**REQUIRED TASK**.
Reproduce the records below exactly as they appear.

┌──

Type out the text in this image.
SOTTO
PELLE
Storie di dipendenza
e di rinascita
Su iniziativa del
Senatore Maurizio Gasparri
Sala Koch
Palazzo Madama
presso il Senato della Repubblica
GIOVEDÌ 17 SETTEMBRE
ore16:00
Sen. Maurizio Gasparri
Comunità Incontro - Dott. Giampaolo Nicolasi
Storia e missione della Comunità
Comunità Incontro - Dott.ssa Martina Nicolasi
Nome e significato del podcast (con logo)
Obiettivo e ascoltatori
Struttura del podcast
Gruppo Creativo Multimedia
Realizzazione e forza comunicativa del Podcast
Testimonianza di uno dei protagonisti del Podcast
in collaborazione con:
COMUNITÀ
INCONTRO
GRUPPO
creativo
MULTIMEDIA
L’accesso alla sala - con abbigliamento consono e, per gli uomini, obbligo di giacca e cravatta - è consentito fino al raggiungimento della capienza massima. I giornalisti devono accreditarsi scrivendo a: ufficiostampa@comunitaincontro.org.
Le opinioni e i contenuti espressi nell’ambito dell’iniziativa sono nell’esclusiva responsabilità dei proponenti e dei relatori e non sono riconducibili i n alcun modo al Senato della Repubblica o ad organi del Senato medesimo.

└──

**IN RESPONSE**.
Type out the text in this image.
SOTTO
PELLE
Storie di dipendenza
e di rinascita
Su iniziativa del
Senatore Maurizio Gasparri
Sala Koch
Palazzo Madama
presso il Senato della Repubblica
GIOVEDÌ 17 SETTEMBRE
ore16:00
Sen. Maurizio Gasparri
Comunità Incontro - Dott. Giampaolo Nicolasi
Storia e missione della Comunità
Comunità Incontro - Dott.ssa Martina Nicolasi
Nome e significato del podcast (con logo)
Obiettivo e ascoltatori
Struttura del podcast
Gruppo Creativo Multimedia
Realizzazione e forza comunicativa del Podcast
Testimonianza di uno dei protagonisti del Podcast
in collaborazione con:
COMUNITÀ
INCONTRO
GRUPPO
creativo
MULTIMEDIA
L’accesso alla sala - con abbigliamento consono e, per gli uomini, obbligo di giacca e cravatta - è consentito fino al raggiungimento della capienza massima. I giornalisti devono accreditarsi scrivendo a: ufficiostampa@comunitaincontro.org.
Le opinioni e i contenuti espressi nell’ambito dell’iniziativa sono nell’esclusiva responsabilità dei proponenti e dei relatori e non sono riconducibili i n alcun modo al Senato della Repubblica o ad organi del Senato medesimo.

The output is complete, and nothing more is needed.